Task description: Select, from the data, each line where "heading" occurs.

Given records:

━━━━

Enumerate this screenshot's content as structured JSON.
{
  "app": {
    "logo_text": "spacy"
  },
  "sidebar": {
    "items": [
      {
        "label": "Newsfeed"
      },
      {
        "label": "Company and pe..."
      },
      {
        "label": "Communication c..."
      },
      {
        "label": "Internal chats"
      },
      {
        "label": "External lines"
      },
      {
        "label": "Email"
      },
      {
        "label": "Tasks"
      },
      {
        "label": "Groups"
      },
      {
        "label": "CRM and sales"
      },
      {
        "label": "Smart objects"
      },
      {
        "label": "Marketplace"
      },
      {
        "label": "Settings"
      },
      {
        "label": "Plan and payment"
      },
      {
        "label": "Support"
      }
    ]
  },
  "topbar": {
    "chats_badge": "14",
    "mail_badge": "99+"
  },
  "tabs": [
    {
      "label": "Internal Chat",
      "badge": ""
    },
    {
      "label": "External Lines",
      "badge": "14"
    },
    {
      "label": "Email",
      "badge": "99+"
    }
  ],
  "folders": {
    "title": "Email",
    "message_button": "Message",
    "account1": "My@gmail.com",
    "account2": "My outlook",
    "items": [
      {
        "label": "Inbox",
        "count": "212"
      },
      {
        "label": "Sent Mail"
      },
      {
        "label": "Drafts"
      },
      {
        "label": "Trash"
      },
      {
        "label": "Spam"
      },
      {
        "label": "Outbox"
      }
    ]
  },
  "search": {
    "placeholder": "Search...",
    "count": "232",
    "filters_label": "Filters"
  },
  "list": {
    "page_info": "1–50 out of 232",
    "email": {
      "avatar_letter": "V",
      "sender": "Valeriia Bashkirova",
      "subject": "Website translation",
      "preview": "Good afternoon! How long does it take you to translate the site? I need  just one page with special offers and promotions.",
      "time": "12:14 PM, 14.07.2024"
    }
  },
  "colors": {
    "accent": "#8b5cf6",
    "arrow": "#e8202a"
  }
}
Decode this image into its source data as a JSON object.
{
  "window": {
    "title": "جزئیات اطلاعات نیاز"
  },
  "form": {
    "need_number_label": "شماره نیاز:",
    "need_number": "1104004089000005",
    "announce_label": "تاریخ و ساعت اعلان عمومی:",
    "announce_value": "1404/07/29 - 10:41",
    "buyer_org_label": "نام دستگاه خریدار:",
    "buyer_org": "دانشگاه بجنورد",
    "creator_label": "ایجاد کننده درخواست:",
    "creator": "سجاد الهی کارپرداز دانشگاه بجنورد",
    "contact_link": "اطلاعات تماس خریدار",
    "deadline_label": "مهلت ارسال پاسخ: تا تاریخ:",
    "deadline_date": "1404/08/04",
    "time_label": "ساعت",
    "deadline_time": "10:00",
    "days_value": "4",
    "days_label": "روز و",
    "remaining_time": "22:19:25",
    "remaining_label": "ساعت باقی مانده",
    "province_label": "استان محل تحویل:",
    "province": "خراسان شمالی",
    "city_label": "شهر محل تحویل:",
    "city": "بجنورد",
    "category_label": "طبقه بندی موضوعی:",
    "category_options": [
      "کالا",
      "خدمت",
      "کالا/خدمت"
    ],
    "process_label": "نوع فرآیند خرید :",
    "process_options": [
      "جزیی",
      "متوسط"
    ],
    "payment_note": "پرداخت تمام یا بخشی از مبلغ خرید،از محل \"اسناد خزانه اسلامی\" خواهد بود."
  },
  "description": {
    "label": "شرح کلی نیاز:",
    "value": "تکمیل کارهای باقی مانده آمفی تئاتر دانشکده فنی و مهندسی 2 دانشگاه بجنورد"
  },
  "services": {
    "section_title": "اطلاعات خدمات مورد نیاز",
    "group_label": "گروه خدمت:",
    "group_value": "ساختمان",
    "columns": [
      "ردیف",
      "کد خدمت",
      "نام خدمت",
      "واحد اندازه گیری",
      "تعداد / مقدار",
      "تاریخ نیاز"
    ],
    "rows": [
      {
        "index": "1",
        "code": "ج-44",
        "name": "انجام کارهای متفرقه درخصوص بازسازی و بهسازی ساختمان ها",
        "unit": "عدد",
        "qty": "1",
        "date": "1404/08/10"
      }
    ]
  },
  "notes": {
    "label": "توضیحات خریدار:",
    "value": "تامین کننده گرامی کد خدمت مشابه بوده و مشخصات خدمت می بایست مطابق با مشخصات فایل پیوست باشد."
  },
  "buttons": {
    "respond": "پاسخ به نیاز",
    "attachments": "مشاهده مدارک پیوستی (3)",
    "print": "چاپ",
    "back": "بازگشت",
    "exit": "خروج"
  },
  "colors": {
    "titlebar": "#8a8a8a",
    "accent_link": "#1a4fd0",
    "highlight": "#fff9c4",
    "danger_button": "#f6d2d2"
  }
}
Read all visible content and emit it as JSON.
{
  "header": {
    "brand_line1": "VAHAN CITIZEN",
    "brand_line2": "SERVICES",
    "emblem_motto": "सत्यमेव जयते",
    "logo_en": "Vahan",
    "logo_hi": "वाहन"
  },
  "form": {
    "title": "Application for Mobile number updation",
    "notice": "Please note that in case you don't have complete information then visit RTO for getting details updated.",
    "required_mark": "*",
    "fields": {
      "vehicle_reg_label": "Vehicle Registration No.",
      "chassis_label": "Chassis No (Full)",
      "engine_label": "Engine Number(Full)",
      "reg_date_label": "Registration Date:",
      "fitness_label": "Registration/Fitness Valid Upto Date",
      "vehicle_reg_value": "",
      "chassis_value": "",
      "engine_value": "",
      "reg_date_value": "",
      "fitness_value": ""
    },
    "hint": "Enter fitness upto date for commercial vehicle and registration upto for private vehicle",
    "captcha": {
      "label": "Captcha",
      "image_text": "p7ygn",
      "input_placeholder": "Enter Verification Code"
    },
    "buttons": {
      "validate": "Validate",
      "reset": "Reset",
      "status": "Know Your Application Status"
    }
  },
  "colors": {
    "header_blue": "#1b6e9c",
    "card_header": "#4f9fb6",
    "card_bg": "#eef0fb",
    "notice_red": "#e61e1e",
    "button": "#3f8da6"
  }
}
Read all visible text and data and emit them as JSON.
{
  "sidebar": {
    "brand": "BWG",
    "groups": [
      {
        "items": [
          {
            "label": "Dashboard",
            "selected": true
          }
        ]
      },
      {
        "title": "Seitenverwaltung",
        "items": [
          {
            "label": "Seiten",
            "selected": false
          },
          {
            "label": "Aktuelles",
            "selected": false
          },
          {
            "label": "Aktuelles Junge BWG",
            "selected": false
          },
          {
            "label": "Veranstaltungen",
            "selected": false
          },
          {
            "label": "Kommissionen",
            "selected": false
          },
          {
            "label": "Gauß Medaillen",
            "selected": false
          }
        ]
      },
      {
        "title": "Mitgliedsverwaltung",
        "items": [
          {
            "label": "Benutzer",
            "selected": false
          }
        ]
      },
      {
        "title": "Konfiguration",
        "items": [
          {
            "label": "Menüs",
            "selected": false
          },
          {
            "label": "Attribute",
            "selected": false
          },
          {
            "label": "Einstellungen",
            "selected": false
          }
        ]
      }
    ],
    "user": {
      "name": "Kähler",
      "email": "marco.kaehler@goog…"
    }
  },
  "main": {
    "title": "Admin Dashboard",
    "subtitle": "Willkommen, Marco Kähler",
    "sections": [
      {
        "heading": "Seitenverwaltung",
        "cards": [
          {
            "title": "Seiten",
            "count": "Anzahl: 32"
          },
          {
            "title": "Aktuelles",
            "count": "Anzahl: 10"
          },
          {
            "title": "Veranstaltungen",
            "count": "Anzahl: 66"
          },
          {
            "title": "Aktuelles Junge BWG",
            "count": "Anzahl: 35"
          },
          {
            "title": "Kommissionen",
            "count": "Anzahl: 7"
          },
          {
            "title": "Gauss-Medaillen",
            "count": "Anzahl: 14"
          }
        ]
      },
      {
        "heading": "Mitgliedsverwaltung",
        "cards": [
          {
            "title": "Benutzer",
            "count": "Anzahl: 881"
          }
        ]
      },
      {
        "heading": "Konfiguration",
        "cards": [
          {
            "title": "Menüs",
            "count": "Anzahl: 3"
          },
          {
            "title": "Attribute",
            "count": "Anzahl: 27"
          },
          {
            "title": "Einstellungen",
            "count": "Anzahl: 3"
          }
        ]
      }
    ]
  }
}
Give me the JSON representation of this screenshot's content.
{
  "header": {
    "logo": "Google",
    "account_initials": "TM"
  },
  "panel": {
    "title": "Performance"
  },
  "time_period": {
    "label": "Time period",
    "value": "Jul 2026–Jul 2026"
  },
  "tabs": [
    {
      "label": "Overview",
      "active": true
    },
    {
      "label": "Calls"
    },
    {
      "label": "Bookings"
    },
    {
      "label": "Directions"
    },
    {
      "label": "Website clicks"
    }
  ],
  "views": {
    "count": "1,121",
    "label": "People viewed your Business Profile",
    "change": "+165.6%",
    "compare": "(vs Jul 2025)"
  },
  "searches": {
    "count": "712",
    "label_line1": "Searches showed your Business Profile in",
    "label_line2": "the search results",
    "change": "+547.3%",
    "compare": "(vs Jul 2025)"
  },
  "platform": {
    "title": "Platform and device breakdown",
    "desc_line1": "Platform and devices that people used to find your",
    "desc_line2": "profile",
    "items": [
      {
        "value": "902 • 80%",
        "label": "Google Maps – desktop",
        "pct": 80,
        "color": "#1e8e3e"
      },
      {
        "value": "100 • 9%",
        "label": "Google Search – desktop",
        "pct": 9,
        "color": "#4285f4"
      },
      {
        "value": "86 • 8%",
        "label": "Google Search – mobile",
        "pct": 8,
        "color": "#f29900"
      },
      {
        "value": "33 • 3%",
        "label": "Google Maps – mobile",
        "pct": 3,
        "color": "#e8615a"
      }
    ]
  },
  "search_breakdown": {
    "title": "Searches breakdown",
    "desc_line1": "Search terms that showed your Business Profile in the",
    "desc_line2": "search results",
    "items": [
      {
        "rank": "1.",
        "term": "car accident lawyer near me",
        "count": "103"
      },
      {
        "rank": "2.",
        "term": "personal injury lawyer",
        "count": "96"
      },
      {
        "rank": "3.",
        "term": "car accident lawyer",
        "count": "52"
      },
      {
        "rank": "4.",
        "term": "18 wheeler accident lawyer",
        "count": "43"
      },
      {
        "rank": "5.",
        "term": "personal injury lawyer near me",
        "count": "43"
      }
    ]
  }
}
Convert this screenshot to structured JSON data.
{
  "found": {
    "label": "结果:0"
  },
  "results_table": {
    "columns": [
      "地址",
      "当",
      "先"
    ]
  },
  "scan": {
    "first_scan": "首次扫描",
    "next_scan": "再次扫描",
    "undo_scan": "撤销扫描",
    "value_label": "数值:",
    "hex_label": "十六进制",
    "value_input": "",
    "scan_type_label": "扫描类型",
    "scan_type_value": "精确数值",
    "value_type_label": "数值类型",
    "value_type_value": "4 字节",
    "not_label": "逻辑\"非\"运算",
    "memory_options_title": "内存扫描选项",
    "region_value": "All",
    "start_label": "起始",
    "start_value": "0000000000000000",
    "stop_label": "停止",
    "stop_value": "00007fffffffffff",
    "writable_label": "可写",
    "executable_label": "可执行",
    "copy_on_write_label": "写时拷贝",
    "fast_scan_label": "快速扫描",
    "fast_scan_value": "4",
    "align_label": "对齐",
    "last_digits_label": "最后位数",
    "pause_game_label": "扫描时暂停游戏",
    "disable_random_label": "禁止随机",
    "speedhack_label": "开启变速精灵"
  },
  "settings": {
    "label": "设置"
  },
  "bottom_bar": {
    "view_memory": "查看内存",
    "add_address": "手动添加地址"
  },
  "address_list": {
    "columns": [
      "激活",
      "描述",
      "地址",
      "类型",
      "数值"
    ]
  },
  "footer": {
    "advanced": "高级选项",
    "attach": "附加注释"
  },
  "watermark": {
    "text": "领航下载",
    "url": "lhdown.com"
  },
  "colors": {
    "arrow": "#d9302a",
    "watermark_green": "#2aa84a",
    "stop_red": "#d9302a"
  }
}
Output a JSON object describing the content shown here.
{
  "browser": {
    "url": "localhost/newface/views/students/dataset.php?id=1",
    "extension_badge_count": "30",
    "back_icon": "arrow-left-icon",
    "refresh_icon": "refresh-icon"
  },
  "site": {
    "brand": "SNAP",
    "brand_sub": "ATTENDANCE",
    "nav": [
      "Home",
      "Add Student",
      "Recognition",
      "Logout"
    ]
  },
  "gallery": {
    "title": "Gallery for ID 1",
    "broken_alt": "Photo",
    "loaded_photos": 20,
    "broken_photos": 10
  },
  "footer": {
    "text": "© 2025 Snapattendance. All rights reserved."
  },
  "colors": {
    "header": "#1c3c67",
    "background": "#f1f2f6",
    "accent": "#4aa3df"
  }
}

━━━━

Response to this exercise:
        "heading": "Seitenverwaltung",
        "heading": "Mitgliedsverwaltung",
        "heading": "Konfiguration",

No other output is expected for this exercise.